-------- PAGE EXTRACT
Great. Thanks, Ken, for the intro. So we'll move into the Q&A now. [Operator Instructions] So maybe we can focus first on 314. Obviously, this is your most advanced clinical program and is sort of spearheading your own in-house innovation efforts and really leading the charge as you move away from sort of an AAV platform technology that's really an innovative gene therapy company. So maybe first, we could just talk about the Phase III studies. You've got one that, I think, recently launched and one that will be launching soon against Lucentis and EYLEA. So I guess which of these studies do you see as being maybe the more meaningful in terms of kind of KOL adoption? Or is it really going to be a mix that prescribers will look at?

Yes. So the pivotal plan here, Alec, was basically an output of a process that we had at the end of last year involving engagement with regulators both in the U.S. and particularly with FDA, of course, and outside of the U.S. And then standing on top of that, extending that planning and thinking to providers and payers to think about how to position a onetime gene therapy candidate for wet AMD in the best possible way for patients. We've been seeing excellent safety and efficacy outcomes from our active Phase I/IIa study with RGX-314 and its subretinal delivery. What we wanted to do was establish a program that was going to reinforce the robustness of that data. In the first study, we chose a traditional design, basically non-inferiority to existing standard of care, the labeled Lucentis product, the ranibizumab. It's a known drug that many patients are responsive to with regular therapy. And RGX-314, compared to that therapy as a onetime treatment, is something that the regulators are comfortable with and we think that the sort of payer environment and the commercial environment is going to be very comfortable with as well. We think that, that study is going to tell us a lot. The regulators are always looking for ways to reinforce proof-of-concept and statistically significant data from one study, often with a second study. In that case, we're going to design another study that's similar to the design of the first study ATMOSPHERE, but also has some ways to enhance people's understanding of the use of RGX-314 against maybe a broader spectrum of standard of care, for instance, and also get to patients at different sites and different clinics, potentially also extending a bit beyond U.S. domestically. So we view this as a step towards the market and the clinic with really good understanding of the pharmacology of gene therapy from our first-in-human and Phase II studies, but also with a lot of input from the stakeholders in mind about how to bring their gene therapy forward for wet AMD in an intelligent, informative, safe and effective way.
----------------
-------- INFORMATION SHOWN
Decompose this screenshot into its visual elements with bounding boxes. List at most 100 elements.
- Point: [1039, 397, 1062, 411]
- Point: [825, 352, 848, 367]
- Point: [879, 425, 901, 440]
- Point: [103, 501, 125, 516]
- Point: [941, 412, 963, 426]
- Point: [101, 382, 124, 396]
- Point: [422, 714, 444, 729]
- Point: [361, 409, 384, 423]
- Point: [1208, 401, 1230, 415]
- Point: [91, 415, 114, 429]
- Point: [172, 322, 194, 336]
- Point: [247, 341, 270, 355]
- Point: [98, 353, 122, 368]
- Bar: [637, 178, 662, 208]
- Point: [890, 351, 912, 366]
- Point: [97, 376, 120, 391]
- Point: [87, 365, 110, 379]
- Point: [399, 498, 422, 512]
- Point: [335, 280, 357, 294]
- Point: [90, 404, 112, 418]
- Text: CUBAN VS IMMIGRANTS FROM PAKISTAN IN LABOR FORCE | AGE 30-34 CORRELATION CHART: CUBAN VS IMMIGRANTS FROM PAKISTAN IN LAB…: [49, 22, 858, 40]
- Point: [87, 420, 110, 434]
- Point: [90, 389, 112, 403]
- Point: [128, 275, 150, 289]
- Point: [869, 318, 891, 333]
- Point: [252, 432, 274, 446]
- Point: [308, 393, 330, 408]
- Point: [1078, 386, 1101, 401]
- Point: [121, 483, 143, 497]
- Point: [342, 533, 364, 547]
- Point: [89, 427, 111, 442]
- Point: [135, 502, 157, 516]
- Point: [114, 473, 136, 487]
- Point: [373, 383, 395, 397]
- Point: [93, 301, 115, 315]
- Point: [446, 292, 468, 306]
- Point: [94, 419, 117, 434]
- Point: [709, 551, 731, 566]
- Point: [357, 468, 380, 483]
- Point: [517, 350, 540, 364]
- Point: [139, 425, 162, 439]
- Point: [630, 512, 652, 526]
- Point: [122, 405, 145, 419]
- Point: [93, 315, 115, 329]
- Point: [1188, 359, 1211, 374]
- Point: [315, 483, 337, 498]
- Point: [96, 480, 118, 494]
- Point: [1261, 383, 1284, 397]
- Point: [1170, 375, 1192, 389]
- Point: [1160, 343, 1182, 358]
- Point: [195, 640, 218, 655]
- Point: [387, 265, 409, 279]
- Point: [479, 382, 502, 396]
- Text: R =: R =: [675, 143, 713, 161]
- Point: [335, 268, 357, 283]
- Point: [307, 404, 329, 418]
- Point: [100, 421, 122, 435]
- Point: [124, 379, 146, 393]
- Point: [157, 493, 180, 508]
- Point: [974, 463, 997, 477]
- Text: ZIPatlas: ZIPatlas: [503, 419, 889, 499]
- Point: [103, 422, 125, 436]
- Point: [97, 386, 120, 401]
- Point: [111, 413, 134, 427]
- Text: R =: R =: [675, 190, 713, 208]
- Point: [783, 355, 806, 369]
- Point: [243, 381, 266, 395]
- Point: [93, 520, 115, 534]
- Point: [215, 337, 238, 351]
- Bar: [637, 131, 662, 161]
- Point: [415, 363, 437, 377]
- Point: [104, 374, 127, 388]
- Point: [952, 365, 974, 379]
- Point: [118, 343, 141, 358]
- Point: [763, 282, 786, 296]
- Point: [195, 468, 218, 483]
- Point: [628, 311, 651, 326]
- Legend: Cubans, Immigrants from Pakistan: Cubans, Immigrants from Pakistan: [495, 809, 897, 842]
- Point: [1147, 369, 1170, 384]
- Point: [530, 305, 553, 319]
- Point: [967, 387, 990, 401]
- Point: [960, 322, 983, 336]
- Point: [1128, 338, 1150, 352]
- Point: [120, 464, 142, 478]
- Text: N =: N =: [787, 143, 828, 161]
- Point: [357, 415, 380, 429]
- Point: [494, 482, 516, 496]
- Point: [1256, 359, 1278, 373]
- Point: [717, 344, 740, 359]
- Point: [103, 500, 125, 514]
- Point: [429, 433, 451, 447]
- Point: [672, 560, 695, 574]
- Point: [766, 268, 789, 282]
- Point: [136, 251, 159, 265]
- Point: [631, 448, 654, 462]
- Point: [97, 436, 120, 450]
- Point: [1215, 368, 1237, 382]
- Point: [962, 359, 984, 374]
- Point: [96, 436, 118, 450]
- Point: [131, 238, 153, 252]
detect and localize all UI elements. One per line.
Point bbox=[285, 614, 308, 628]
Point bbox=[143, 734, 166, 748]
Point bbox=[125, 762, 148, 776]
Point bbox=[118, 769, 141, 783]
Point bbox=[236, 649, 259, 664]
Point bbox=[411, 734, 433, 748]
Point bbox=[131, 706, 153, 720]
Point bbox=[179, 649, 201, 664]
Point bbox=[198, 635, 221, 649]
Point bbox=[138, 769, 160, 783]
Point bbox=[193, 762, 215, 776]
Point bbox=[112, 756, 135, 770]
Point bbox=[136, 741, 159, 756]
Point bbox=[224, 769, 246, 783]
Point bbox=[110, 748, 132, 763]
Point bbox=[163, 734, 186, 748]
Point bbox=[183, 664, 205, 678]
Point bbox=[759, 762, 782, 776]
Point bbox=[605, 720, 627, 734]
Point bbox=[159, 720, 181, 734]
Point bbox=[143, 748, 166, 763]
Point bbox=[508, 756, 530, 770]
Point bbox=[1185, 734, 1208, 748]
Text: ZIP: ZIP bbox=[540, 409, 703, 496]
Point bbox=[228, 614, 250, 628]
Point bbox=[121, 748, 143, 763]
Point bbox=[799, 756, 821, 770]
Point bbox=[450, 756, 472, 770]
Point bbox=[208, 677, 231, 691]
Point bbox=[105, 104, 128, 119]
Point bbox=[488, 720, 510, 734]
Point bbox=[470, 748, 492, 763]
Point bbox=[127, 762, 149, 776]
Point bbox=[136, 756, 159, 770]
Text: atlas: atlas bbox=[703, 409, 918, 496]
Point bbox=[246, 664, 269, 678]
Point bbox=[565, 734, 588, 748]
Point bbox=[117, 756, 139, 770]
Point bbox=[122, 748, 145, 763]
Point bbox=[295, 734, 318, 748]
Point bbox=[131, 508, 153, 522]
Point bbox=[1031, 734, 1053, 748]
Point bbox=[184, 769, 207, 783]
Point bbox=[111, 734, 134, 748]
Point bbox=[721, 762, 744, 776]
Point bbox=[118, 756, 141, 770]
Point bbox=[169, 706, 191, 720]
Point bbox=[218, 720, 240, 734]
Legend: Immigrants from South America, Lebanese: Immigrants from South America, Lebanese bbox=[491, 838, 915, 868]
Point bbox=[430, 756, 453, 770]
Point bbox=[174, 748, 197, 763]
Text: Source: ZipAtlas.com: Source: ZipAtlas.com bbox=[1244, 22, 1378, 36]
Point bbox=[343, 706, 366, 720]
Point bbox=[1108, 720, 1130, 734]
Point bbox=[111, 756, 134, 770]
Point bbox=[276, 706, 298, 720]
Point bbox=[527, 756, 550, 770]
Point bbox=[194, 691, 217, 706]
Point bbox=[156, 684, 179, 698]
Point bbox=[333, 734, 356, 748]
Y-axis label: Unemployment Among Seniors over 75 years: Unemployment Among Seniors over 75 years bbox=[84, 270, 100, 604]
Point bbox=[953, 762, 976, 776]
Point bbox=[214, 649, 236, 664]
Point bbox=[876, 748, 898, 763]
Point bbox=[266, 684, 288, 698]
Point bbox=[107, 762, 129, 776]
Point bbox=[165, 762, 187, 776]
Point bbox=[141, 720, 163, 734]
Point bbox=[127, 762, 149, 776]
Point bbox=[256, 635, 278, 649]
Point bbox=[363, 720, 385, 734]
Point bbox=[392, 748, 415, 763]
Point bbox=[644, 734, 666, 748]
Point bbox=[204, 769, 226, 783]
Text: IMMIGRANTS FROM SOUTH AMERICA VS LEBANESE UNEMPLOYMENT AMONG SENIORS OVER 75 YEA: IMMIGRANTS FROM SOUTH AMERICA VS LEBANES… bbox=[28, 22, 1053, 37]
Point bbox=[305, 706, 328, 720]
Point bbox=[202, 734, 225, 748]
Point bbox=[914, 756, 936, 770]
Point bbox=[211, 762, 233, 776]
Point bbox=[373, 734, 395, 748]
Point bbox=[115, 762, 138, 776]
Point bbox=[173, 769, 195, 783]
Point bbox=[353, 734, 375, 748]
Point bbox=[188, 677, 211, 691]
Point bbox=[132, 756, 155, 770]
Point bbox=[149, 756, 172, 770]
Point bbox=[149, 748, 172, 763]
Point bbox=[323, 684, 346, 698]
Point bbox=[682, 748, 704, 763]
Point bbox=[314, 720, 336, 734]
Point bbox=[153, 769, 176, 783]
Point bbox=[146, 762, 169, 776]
----------------
**WHAT YOU WILL DO**
1. From the RGX-314 discussion, extract the passage from "Great. Thanks, Ken, for" up to and including "will look at?".
2. In the RGX-314 discussion, what existing standard of care is the first Phase III study designed to show non-inferiority to?
This data has no connection to the RGX-314 discussion.

**EXPECTED OUTPUTS**
1.
Great. Thanks, Ken, for the intro. So we'll move into the Q&A now. [Operator Instructions] So maybe we can focus first on 314. Obviously, this is your most advanced clinical program and is sort of spearheading your own in-house innovation efforts and really leading the charge as you move away from sort of an AAV platform technology that's really an innovative gene therapy company. So maybe first, we could just talk about the Phase III studies. You've got one that, I think, recently launched and one that will be launching soon against Lucentis and EYLEA. So I guess which of these studies do you see as being maybe the more meaningful in terms of kind of KOL adoption? Or is it really going to be a mix that prescribers will look at?

2. The labeled Lucentis product, ranibizumab.